Transfer Pricing update 2018

HMRC releases details on transfer pricing for the 2017-18 tax year.

Paul Fay

Following concerns in recent years about whether large multi nations are paying enough tax, transfer pricing (TP) has become an increasingly important tool for HMRC.


Transfer pricing (TP) requires groups of companies to use market value terms for group transactions to prevent profits being transferred to low tax jurisdictions.

Closely related is Diverted Profits Tax (DPT) which taxes profits diverted out of the UK.

Key points

  • £1.7bn raised from TP adjustments, more than three times the amount raised five years ago
  • HMRC also raised £388m from DPT
  • The number of TP investigations dropped to 250 during the year, from 362 the previous year
  • Average TP enquiry now lasts more than 2.5 years
  • Fewer taxpayers approaching HMRC to discuss/agree TP arrangements in advance
  • More tax payers are applying for Mutual Agreement procedures with a view to avoiding double taxation from TP adjustments

Our view

The Diverted Profits Tax and the tightening of TP rules mean many more tax payers are now more cautious in their tax planning, and leave more profits taxable in the UK.
------------------------
## EXERCISE SET:
- a) Answer these questions about the transfer pricing update:
(i) What terms does transfer pricing require groups of companies to use for group transactions?
(ii) How much did HMRC raise from Diverted Profits Tax?
(iii) How many transfer pricing investigations were there during the year?
- b) Rewrite the part of the transfer pricing update from "Transfer pricing (TP) requires" up to and including "out of the UK.", putting "arm's length" in place of "market value".
- c) Shorten the paragraph of the transfer pricing update that begins "The Diverted Profits Tax and the tightening", keeping its main facts.
------------------------
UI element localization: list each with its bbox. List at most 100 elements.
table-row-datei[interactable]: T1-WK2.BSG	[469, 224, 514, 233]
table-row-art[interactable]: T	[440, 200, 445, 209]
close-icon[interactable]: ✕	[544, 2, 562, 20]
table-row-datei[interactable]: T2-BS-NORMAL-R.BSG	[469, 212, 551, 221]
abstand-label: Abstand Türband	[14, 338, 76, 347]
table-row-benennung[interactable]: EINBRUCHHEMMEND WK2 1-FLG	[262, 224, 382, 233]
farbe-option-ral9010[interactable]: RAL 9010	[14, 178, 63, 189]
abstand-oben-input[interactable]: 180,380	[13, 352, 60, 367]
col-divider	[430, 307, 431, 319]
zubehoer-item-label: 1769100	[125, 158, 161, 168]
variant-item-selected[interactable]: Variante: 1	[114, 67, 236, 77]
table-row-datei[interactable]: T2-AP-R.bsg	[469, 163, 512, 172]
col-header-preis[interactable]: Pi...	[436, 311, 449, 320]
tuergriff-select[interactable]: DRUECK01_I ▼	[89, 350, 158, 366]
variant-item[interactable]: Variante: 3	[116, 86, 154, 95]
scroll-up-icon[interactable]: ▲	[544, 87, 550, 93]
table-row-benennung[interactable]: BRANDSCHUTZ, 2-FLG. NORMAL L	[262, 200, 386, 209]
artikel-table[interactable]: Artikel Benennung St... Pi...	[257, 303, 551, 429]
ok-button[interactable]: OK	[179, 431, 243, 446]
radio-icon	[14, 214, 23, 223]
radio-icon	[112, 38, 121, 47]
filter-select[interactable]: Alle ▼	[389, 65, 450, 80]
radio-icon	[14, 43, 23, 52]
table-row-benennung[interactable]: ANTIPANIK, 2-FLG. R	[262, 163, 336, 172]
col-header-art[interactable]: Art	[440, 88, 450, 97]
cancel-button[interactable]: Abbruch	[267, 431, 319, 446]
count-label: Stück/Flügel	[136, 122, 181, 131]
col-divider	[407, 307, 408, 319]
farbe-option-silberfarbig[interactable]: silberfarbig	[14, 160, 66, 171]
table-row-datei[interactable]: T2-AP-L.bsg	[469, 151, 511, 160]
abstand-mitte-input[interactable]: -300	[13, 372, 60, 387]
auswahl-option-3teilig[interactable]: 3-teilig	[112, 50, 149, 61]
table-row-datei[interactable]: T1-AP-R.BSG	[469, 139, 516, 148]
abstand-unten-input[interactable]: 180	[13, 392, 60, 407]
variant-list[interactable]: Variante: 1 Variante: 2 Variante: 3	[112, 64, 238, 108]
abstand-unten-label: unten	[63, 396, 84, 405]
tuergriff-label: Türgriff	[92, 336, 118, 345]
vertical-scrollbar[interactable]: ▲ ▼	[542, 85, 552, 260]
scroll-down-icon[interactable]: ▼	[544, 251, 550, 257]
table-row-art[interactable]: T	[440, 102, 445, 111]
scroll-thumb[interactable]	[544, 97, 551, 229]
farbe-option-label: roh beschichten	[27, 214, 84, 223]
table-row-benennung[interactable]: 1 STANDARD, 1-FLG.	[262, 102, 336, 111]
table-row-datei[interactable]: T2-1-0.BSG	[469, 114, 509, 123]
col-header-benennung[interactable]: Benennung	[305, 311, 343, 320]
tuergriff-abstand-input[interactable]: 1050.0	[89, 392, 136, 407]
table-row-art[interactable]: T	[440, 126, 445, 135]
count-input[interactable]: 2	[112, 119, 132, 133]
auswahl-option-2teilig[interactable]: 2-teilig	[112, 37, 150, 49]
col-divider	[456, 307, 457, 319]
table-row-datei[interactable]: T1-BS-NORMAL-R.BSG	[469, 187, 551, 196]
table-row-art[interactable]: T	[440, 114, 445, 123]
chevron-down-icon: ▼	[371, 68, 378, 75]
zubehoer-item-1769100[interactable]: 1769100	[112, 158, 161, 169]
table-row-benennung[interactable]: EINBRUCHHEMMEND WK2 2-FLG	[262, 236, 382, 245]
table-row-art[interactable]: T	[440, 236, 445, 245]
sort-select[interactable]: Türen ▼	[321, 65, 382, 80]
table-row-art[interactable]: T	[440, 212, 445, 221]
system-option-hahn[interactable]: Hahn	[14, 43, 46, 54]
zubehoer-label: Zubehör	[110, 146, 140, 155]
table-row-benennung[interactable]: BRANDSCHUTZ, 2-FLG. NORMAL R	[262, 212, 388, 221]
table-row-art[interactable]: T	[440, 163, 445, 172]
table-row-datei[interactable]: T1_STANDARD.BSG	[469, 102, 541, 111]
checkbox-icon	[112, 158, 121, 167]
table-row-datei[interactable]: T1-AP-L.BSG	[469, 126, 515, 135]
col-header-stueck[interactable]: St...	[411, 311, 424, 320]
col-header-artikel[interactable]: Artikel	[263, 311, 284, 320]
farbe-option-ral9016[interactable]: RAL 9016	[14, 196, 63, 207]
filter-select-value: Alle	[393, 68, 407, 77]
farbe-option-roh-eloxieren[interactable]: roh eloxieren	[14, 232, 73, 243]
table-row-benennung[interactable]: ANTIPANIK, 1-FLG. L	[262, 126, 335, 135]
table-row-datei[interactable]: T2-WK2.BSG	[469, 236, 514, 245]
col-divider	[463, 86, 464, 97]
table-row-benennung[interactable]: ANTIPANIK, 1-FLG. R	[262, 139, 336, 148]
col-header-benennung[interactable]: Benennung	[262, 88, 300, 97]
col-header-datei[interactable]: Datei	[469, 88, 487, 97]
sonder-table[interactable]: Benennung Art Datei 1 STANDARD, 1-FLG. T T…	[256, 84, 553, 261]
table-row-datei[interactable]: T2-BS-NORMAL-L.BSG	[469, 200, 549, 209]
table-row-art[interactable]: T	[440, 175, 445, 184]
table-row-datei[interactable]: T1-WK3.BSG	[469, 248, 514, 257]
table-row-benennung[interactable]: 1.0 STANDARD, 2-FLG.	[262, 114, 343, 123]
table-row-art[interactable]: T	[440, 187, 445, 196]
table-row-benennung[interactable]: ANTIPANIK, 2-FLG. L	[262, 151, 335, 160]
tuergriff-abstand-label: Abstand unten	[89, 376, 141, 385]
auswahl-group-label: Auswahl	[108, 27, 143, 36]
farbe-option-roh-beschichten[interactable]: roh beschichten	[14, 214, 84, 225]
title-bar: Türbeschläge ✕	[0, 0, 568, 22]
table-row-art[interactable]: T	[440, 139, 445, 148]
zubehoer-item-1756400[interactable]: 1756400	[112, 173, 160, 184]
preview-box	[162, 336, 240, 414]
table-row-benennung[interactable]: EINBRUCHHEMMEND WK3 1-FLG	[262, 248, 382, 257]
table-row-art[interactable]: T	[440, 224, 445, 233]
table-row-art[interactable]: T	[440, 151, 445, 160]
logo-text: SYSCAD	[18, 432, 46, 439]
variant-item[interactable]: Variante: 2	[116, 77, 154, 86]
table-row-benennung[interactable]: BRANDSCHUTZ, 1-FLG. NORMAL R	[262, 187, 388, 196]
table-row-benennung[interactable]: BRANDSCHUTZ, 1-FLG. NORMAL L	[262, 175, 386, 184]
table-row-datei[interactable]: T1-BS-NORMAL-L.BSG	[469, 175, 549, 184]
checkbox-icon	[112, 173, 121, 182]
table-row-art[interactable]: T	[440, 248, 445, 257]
------------------------
## SOLUTIONS TO THE EXERCISE:
- a)
(i) Market value terms
(ii) £388m
(iii) 250

- b)
Transfer pricing (TP) requires groups of companies to use arm's length terms for group transactions to prevent profits being transferred to low tax jurisdictions.

Closely related is Diverted Profits Tax (DPT) which taxes profits diverted out of the UK.

- c) Diverted Profits Tax and tighter TP rules have made many taxpayers more cautious in their tax planning and leave more profits taxable in the UK.